begin Information supplied

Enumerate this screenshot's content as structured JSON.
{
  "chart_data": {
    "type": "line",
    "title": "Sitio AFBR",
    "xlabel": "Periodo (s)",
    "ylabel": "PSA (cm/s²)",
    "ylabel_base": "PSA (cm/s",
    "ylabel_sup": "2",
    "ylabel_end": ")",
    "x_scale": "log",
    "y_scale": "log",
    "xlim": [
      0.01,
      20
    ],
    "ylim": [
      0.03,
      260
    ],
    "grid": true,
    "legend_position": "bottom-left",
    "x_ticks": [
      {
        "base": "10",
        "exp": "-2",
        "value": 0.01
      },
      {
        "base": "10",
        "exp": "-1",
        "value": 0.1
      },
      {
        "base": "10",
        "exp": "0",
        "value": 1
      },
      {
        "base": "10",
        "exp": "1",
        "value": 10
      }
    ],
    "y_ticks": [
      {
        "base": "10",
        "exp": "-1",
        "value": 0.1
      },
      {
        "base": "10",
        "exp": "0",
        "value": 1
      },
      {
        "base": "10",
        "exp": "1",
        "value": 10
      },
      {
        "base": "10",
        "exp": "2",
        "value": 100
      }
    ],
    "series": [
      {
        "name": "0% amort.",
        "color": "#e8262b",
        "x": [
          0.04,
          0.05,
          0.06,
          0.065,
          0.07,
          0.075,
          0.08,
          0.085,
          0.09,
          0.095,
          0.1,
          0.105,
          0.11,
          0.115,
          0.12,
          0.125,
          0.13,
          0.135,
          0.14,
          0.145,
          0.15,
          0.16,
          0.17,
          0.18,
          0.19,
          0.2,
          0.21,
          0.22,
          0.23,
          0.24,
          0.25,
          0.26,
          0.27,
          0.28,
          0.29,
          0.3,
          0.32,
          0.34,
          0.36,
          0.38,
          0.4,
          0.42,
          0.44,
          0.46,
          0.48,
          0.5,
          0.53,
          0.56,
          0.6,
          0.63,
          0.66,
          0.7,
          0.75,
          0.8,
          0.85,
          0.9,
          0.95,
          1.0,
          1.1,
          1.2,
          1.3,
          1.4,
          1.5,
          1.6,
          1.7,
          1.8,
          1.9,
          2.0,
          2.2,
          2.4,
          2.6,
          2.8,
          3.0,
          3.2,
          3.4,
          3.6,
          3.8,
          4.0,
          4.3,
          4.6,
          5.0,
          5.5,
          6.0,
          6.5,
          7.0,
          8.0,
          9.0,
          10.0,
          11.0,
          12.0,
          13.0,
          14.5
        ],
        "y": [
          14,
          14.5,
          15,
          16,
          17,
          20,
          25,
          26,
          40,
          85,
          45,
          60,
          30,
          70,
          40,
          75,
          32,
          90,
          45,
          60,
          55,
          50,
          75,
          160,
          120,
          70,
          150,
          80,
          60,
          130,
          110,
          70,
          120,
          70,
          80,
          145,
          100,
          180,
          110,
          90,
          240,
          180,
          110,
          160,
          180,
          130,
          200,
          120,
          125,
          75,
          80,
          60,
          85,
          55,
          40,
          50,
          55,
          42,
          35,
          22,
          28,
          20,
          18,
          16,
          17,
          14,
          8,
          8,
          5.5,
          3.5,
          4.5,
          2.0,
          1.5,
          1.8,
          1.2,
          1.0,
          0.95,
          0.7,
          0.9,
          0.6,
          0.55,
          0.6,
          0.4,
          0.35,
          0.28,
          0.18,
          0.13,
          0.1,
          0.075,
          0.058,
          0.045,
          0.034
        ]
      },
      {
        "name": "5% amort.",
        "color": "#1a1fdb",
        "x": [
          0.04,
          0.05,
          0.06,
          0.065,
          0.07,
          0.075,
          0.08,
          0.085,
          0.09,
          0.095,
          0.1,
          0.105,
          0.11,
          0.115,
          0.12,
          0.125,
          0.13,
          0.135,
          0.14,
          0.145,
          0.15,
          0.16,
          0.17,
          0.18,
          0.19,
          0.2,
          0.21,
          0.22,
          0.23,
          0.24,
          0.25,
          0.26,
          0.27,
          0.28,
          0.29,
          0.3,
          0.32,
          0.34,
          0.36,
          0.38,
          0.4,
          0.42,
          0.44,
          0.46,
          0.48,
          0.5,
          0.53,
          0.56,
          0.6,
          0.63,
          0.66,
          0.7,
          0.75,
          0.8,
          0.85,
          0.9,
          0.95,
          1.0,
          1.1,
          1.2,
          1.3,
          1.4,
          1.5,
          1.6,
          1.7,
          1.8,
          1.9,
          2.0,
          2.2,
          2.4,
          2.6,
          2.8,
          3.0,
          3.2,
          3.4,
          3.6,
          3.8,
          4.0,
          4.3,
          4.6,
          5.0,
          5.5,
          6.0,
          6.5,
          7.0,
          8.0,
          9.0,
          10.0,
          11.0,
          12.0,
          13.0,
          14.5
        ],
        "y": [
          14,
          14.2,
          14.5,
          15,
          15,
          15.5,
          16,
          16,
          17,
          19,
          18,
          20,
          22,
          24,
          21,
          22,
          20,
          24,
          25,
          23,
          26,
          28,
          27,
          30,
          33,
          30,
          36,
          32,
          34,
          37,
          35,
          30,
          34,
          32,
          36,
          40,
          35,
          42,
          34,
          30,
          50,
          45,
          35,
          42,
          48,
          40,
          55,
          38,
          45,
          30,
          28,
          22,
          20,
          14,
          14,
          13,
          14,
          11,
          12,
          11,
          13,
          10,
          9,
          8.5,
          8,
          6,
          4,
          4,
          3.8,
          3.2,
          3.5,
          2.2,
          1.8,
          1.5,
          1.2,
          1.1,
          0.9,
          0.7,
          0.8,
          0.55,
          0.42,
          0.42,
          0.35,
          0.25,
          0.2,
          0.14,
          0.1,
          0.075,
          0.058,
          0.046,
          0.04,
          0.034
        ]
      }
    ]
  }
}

end Information supplied

▶ _Given request_
Quote all the records exactly, please, leaving none out.

▶ _Response to this exercise_
Enumerate this screenshot's content as structured JSON.
{
  "chart_data": {
    "type": "line",
    "title": "Sitio AFBR",
    "xlabel": "Periodo (s)",
    "ylabel": "PSA (cm/s²)",
    "ylabel_base": "PSA (cm/s",
    "ylabel_sup": "2",
    "ylabel_end": ")",
    "x_scale": "log",
    "y_scale": "log",
    "xlim": [
      0.01,
      20
    ],
    "ylim": [
      0.03,
      260
    ],
    "grid": true,
    "legend_position": "bottom-left",
    "x_ticks": [
      {
        "base": "10",
        "exp": "-2",
        "value": 0.01
      },
      {
        "base": "10",
        "exp": "-1",
        "value": 0.1
      },
      {
        "base": "10",
        "exp": "0",
        "value": 1
      },
      {
        "base": "10",
        "exp": "1",
        "value": 10
      }
    ],
    "y_ticks": [
      {
        "base": "10",
        "exp": "-1",
        "value": 0.1
      },
      {
        "base": "10",
        "exp": "0",
        "value": 1
      },
      {
        "base": "10",
        "exp": "1",
        "value": 10
      },
      {
        "base": "10",
        "exp": "2",
        "value": 100
      }
    ],
    "series": [
      {
        "name": "0% amort.",
        "color": "#e8262b",
        "x": [
          0.04,
          0.05,
          0.06,
          0.065,
          0.07,
          0.075,
          0.08,
          0.085,
          0.09,
          0.095,
          0.1,
          0.105,
          0.11,
          0.115,
          0.12,
          0.125,
          0.13,
          0.135,
          0.14,
          0.145,
          0.15,
          0.16,
          0.17,
          0.18,
          0.19,
          0.2,
          0.21,
          0.22,
          0.23,
          0.24,
          0.25,
          0.26,
          0.27,
          0.28,
          0.29,
          0.3,
          0.32,
          0.34,
          0.36,
          0.38,
          0.4,
          0.42,
          0.44,
          0.46,
          0.48,
          0.5,
          0.53,
          0.56,
          0.6,
          0.63,
          0.66,
          0.7,
          0.75,
          0.8,
          0.85,
          0.9,
          0.95,
          1.0,
          1.1,
          1.2,
          1.3,
          1.4,
          1.5,
          1.6,
          1.7,
          1.8,
          1.9,
          2.0,
          2.2,
          2.4,
          2.6,
          2.8,
          3.0,
          3.2,
          3.4,
          3.6,
          3.8,
          4.0,
          4.3,
          4.6,
          5.0,
          5.5,
          6.0,
          6.5,
          7.0,
          8.0,
          9.0,
          10.0,
          11.0,
          12.0,
          13.0,
          14.5
        ],
        "y": [
          14,
          14.5,
          15,
          16,
          17,
          20,
          25,
          26,
          40,
          85,
          45,
          60,
          30,
          70,
          40,
          75,
          32,
          90,
          45,
          60,
          55,
          50,
          75,
          160,
          120,
          70,
          150,
          80,
          60,
          130,
          110,
          70,
          120,
          70,
          80,
          145,
          100,
          180,
          110,
          90,
          240,
          180,
          110,
          160,
          180,
          130,
          200,
          120,
          125,
          75,
          80,
          60,
          85,
          55,
          40,
          50,
          55,
          42,
          35,
          22,
          28,
          20,
          18,
          16,
          17,
          14,
          8,
          8,
          5.5,
          3.5,
          4.5,
          2.0,
          1.5,
          1.8,
          1.2,
          1.0,
          0.95,
          0.7,
          0.9,
          0.6,
          0.55,
          0.6,
          0.4,
          0.35,
          0.28,
          0.18,
          0.13,
          0.1,
          0.075,
          0.058,
          0.045,
          0.034
        ]
      },
      {
        "name": "5% amort.",
        "color": "#1a1fdb",
        "x": [
          0.04,
          0.05,
          0.06,
          0.065,
          0.07,
          0.075,
          0.08,
          0.085,
          0.09,
          0.095,
          0.1,
          0.105,
          0.11,
          0.115,
          0.12,
          0.125,
          0.13,
          0.135,
          0.14,
          0.145,
          0.15,
          0.16,
          0.17,
          0.18,
          0.19,
          0.2,
          0.21,
          0.22,
          0.23,
          0.24,
          0.25,
          0.26,
          0.27,
          0.28,
          0.29,
          0.3,
          0.32,
          0.34,
          0.36,
          0.38,
          0.4,
          0.42,
          0.44,
          0.46,
          0.48,
          0.5,
          0.53,
          0.56,
          0.6,
          0.63,
          0.66,
          0.7,
          0.75,
          0.8,
          0.85,
          0.9,
          0.95,
          1.0,
          1.1,
          1.2,
          1.3,
          1.4,
          1.5,
          1.6,
          1.7,
          1.8,
          1.9,
          2.0,
          2.2,
          2.4,
          2.6,
          2.8,
          3.0,
          3.2,
          3.4,
          3.6,
          3.8,
          4.0,
          4.3,
          4.6,
          5.0,
          5.5,
          6.0,
          6.5,
          7.0,
          8.0,
          9.0,
          10.0,
          11.0,
          12.0,
          13.0,
          14.5
        ],
        "y": [
          14,
          14.2,
          14.5,
          15,
          15,
          15.5,
          16,
          16,
          17,
          19,
          18,
          20,
          22,
          24,
          21,
          22,
          20,
          24,
          25,
          23,
          26,
          28,
          27,
          30,
          33,
          30,
          36,
          32,
          34,
          37,
          35,
          30,
          34,
          32,
          36,
          40,
          35,
          42,
          34,
          30,
          50,
          45,
          35,
          42,
          48,
          40,
          55,
          38,
          45,
          30,
          28,
          22,
          20,
          14,
          14,
          13,
          14,
          11,
          12,
          11,
          13,
          10,
          9,
          8.5,
          8,
          6,
          4,
          4,
          3.8,
          3.2,
          3.5,
          2.2,
          1.8,
          1.5,
          1.2,
          1.1,
          0.9,
          0.7,
          0.8,
          0.55,
          0.42,
          0.42,
          0.35,
          0.25,
          0.2,
          0.14,
          0.1,
          0.075,
          0.058,
          0.046,
          0.04,
          0.034
        ]
      }
    ]
  }
}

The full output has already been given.